_TO BE DONE_
Review the material line by line. Identify and copy every line that contains the string "JSON".

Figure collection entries
────────────────────
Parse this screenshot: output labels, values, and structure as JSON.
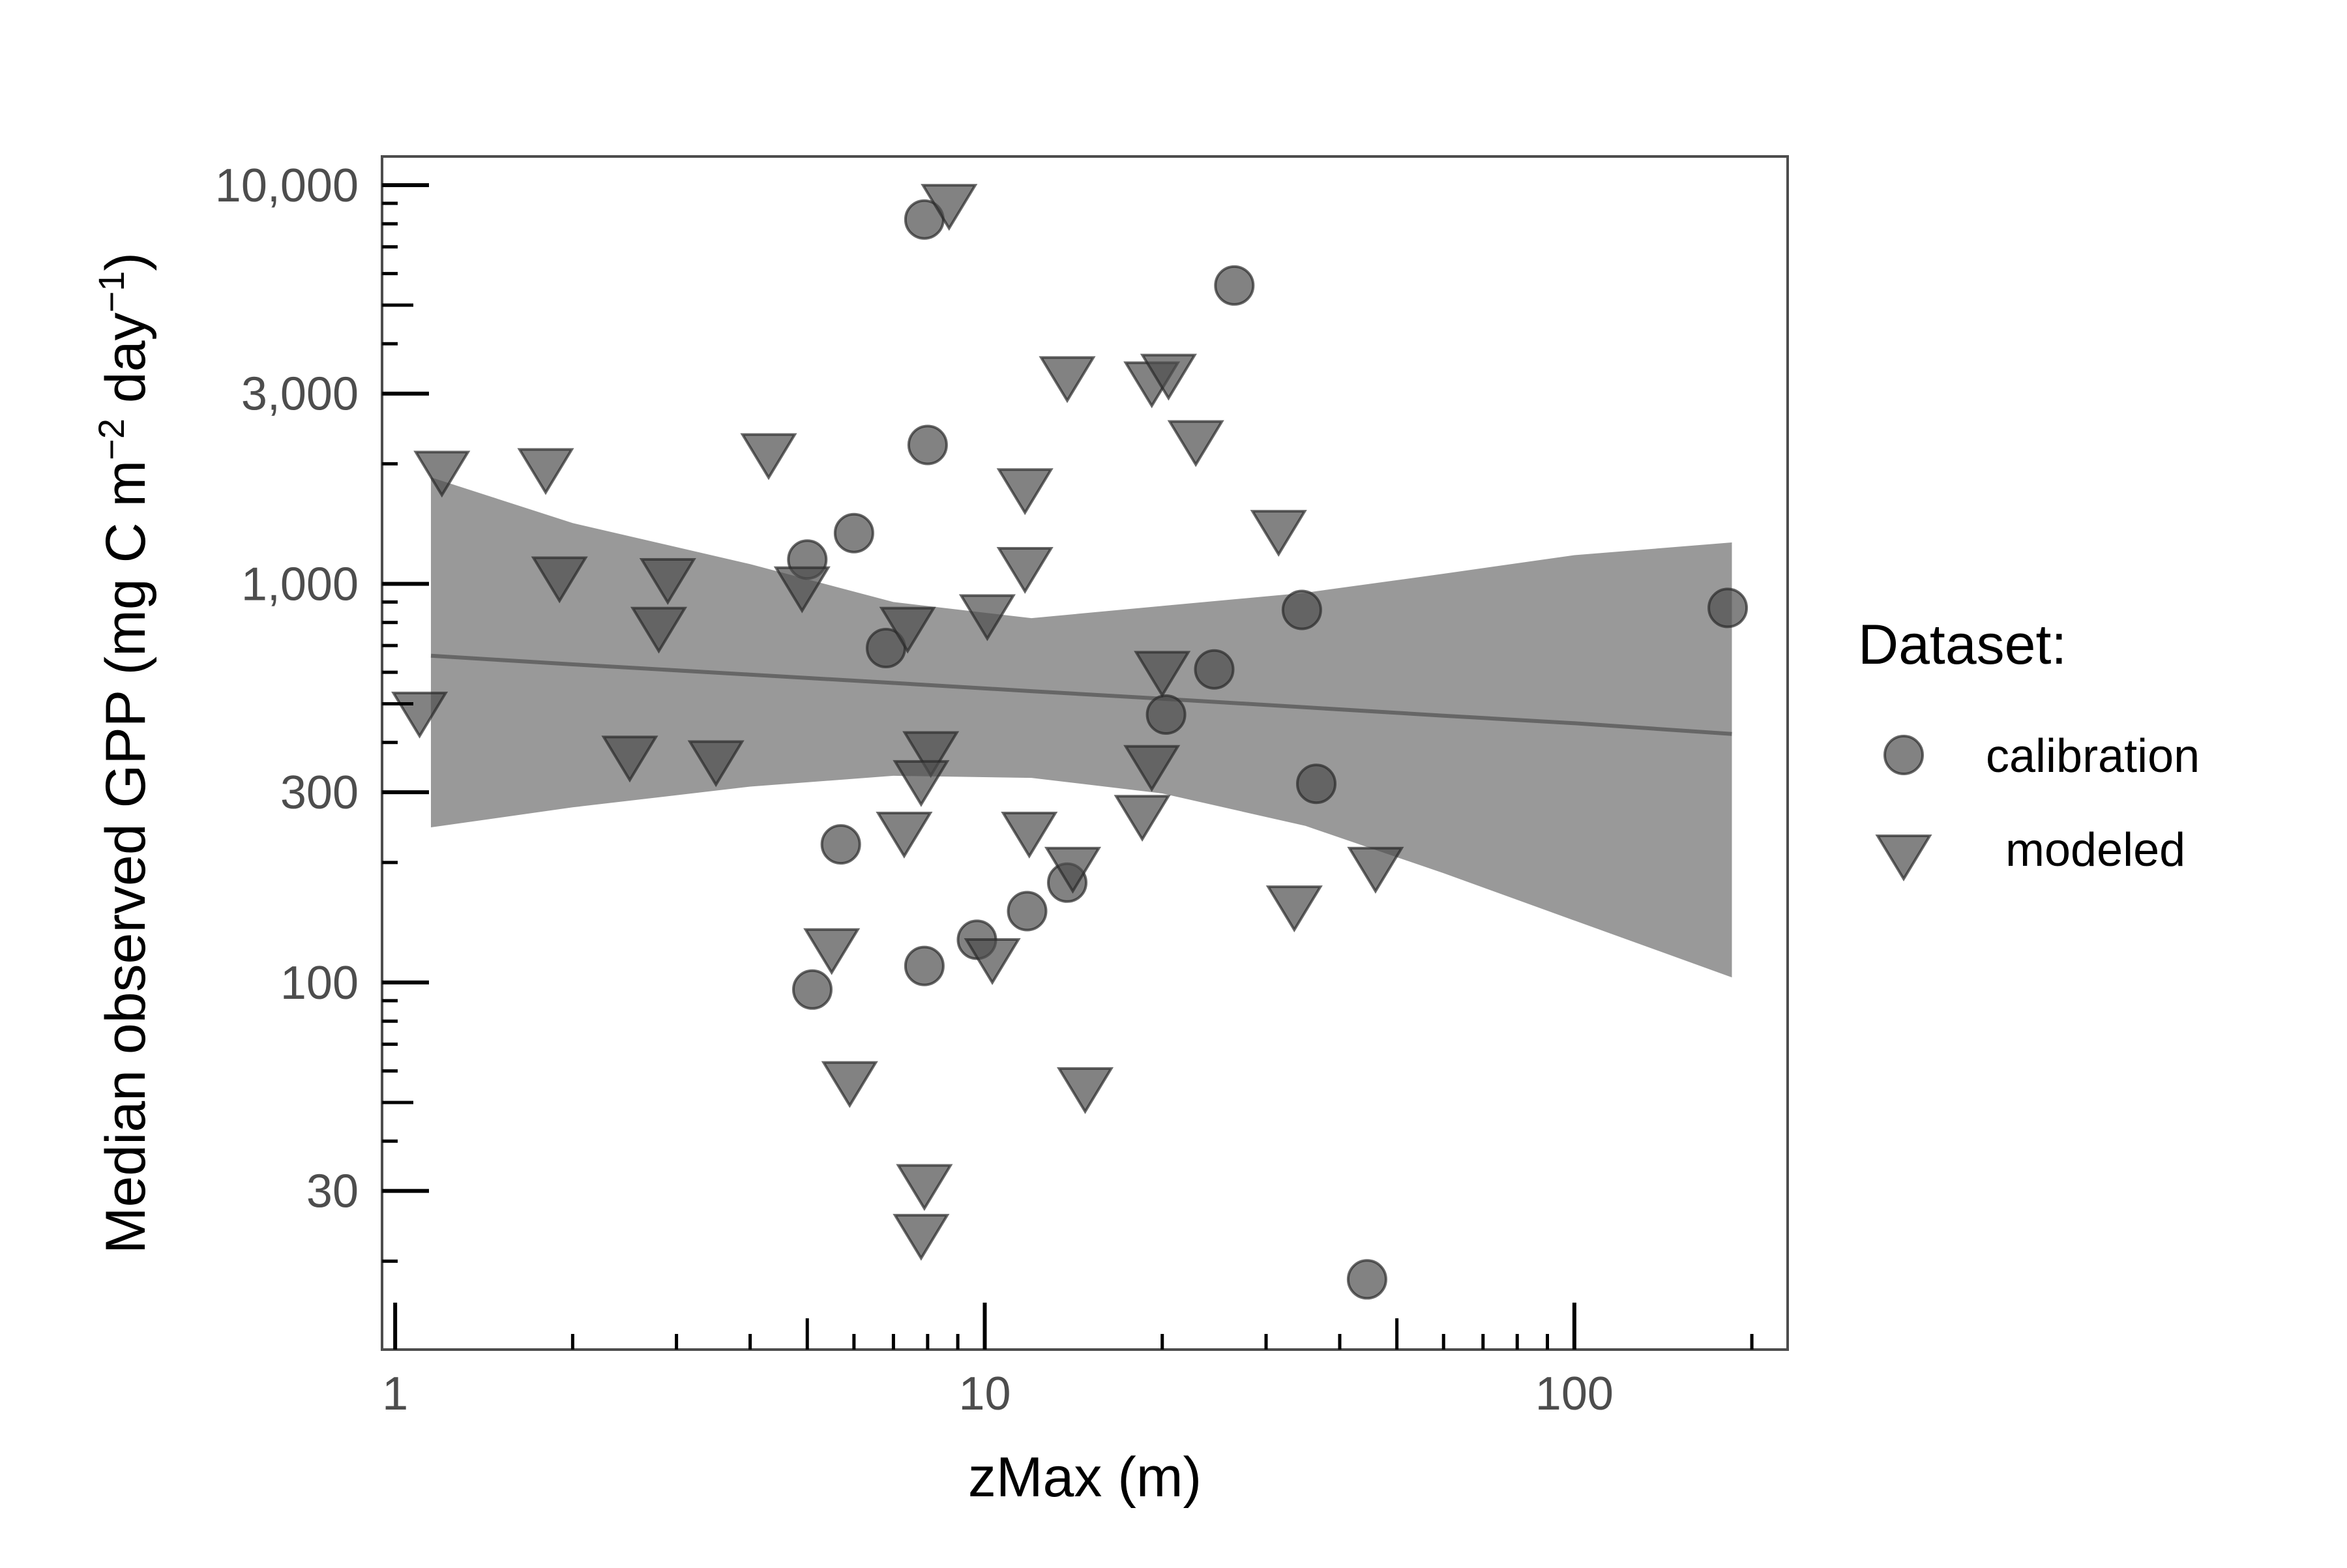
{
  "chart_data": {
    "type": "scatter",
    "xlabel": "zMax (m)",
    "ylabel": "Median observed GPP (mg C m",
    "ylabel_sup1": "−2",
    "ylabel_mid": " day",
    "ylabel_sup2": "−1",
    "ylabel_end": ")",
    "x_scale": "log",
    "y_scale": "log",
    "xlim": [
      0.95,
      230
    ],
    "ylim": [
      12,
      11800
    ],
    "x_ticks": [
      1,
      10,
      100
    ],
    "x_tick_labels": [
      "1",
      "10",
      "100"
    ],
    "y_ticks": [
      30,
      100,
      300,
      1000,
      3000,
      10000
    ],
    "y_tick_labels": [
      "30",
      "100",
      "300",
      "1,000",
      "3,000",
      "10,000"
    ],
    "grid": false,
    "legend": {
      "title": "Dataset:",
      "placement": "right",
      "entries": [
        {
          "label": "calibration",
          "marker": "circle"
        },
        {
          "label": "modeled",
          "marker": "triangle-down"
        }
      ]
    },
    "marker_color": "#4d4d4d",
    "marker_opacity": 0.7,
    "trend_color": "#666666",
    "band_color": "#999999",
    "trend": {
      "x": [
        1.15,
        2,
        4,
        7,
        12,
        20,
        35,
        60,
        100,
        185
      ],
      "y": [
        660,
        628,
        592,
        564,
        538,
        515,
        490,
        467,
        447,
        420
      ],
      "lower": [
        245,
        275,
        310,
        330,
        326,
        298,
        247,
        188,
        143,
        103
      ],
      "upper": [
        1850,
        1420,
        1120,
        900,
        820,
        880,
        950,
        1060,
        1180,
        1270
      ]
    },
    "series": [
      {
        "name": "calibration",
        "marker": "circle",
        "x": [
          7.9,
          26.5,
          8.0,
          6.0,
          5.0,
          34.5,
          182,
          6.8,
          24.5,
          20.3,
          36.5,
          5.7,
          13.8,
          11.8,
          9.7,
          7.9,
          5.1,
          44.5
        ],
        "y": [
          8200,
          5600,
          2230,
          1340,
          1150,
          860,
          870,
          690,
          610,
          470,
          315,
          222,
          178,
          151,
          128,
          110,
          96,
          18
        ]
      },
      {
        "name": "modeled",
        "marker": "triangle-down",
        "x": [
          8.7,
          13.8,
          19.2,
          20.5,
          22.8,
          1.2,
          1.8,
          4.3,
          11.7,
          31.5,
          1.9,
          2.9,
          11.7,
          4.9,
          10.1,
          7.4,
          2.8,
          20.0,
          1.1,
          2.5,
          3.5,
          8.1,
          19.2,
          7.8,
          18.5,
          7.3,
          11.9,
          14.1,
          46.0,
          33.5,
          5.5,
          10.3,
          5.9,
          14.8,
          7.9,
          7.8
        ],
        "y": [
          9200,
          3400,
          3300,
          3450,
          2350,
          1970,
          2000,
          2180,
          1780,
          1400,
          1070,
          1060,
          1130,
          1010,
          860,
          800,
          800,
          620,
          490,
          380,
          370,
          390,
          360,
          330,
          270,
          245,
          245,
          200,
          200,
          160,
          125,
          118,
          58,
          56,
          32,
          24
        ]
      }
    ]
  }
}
────────────────────
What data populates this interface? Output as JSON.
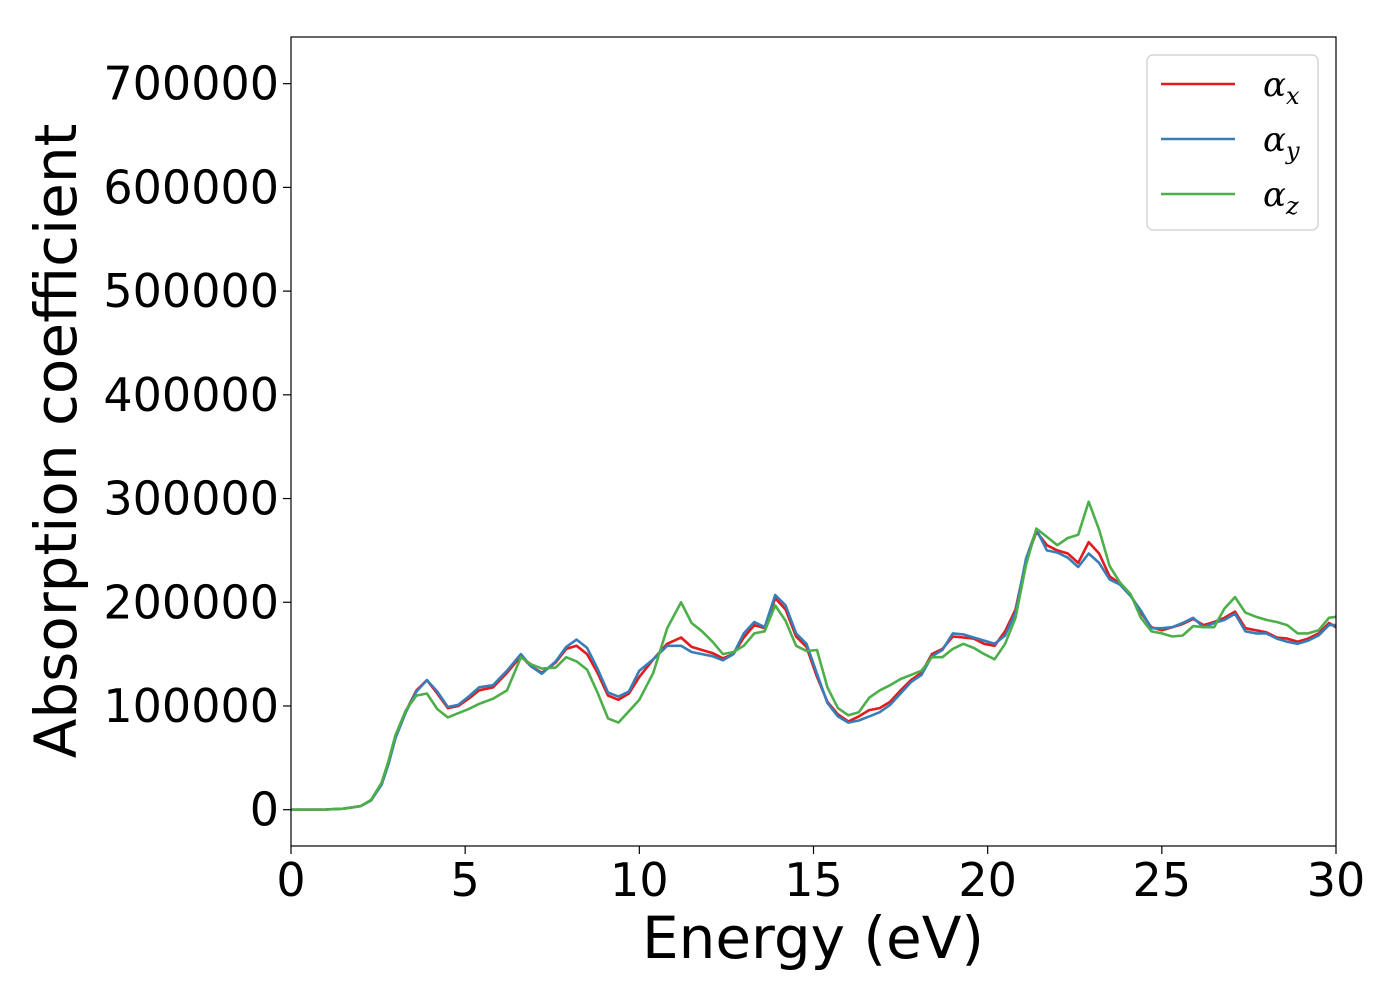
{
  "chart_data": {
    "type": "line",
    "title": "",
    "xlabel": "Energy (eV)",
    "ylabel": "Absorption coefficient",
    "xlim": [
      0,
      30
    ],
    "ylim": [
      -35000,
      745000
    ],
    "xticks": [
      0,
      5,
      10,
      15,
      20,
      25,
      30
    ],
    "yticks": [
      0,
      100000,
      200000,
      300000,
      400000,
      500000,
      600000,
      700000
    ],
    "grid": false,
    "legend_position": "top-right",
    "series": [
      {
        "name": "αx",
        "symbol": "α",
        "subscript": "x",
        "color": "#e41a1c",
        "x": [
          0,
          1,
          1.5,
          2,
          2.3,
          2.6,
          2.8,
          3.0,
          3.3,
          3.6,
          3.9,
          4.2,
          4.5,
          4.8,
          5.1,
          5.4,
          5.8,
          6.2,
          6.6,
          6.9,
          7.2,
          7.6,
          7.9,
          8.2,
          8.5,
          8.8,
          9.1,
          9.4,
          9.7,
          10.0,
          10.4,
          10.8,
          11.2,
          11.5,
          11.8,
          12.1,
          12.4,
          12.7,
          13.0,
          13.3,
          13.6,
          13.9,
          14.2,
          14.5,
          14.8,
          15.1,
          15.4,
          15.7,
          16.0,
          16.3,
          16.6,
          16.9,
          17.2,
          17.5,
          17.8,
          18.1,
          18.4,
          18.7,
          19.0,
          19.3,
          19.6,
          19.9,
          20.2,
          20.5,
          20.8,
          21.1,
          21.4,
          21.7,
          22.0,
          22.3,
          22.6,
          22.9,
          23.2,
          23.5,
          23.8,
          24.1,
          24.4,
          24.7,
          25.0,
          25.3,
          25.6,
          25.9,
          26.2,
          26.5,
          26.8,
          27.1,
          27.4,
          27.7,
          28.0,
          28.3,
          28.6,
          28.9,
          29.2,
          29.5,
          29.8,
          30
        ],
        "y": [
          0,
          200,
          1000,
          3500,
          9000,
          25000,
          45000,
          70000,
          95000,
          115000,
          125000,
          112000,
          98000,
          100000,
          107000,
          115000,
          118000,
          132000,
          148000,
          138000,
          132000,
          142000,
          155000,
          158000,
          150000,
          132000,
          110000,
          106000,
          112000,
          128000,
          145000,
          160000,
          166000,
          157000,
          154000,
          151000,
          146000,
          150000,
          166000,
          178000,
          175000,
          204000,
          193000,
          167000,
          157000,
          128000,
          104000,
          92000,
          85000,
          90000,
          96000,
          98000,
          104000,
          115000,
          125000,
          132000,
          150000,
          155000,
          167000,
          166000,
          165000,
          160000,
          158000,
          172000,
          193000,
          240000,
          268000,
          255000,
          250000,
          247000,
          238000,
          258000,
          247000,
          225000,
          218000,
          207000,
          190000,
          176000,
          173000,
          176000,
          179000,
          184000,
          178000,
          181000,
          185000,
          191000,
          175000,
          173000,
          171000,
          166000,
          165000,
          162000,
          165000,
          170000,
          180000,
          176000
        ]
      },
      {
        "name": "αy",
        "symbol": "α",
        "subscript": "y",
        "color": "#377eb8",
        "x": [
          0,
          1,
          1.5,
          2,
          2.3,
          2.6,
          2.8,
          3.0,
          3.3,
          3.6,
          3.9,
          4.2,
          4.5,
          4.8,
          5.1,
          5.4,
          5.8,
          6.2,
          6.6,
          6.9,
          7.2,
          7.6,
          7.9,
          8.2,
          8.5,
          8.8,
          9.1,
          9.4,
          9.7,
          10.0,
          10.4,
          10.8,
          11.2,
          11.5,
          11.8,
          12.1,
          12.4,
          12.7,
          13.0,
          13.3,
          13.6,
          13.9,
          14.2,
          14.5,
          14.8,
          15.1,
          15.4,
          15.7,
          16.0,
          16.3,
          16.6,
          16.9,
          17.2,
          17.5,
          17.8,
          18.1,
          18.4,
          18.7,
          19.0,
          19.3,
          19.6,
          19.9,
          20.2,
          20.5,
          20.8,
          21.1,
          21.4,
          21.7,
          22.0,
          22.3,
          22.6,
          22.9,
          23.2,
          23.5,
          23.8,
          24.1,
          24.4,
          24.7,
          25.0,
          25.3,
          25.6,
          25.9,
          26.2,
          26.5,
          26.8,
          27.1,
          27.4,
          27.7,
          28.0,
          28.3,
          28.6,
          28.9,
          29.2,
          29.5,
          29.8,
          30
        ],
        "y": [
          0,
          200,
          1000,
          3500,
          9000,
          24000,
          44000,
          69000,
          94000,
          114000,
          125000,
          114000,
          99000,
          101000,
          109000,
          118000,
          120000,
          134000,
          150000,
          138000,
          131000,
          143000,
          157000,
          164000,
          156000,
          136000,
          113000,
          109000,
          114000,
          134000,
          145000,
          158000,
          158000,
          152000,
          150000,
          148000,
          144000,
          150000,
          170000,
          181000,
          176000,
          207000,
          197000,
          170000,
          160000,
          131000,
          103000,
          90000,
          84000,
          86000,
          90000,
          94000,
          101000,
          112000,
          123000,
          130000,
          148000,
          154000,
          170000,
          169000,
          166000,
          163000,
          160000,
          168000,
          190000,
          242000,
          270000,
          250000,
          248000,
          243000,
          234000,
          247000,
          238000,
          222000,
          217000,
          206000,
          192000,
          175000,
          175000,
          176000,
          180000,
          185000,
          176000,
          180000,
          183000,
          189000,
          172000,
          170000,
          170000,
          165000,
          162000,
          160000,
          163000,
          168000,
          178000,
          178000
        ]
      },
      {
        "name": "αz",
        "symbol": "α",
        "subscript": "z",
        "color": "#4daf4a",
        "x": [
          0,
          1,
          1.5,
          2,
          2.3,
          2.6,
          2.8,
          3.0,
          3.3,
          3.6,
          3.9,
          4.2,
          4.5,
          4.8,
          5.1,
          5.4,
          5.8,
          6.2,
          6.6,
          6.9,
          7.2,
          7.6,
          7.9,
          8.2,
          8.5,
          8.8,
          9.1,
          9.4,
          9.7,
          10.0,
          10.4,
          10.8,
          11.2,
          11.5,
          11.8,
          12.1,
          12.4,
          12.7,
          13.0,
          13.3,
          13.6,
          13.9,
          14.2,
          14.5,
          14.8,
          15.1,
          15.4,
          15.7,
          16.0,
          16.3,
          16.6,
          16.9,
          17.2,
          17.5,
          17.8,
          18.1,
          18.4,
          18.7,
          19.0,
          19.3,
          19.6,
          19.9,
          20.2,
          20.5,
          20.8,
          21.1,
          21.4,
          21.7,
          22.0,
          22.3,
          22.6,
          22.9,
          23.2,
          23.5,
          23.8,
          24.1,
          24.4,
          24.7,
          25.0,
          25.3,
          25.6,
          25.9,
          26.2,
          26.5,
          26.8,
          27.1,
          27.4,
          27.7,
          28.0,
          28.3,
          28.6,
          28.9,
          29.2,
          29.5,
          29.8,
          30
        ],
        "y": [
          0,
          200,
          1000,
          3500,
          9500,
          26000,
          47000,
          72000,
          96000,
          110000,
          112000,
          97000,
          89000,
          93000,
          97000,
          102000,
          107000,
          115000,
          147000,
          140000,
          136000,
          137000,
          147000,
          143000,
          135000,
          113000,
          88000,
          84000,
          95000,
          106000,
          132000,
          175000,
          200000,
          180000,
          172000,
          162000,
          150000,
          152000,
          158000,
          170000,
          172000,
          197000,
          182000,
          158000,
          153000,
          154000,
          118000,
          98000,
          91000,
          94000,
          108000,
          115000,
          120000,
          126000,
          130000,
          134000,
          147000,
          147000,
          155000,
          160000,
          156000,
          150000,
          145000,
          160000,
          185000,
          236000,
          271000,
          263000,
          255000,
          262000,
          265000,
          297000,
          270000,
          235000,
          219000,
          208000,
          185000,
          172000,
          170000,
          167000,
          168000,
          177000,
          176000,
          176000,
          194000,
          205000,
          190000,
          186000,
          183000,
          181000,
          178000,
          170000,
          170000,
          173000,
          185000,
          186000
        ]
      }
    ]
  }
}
────────────────────
_EXPECTED ANSWER_
Parse this screenshot: output labels, values, and structure as JSON.
What data populates this interface? Output as JSON.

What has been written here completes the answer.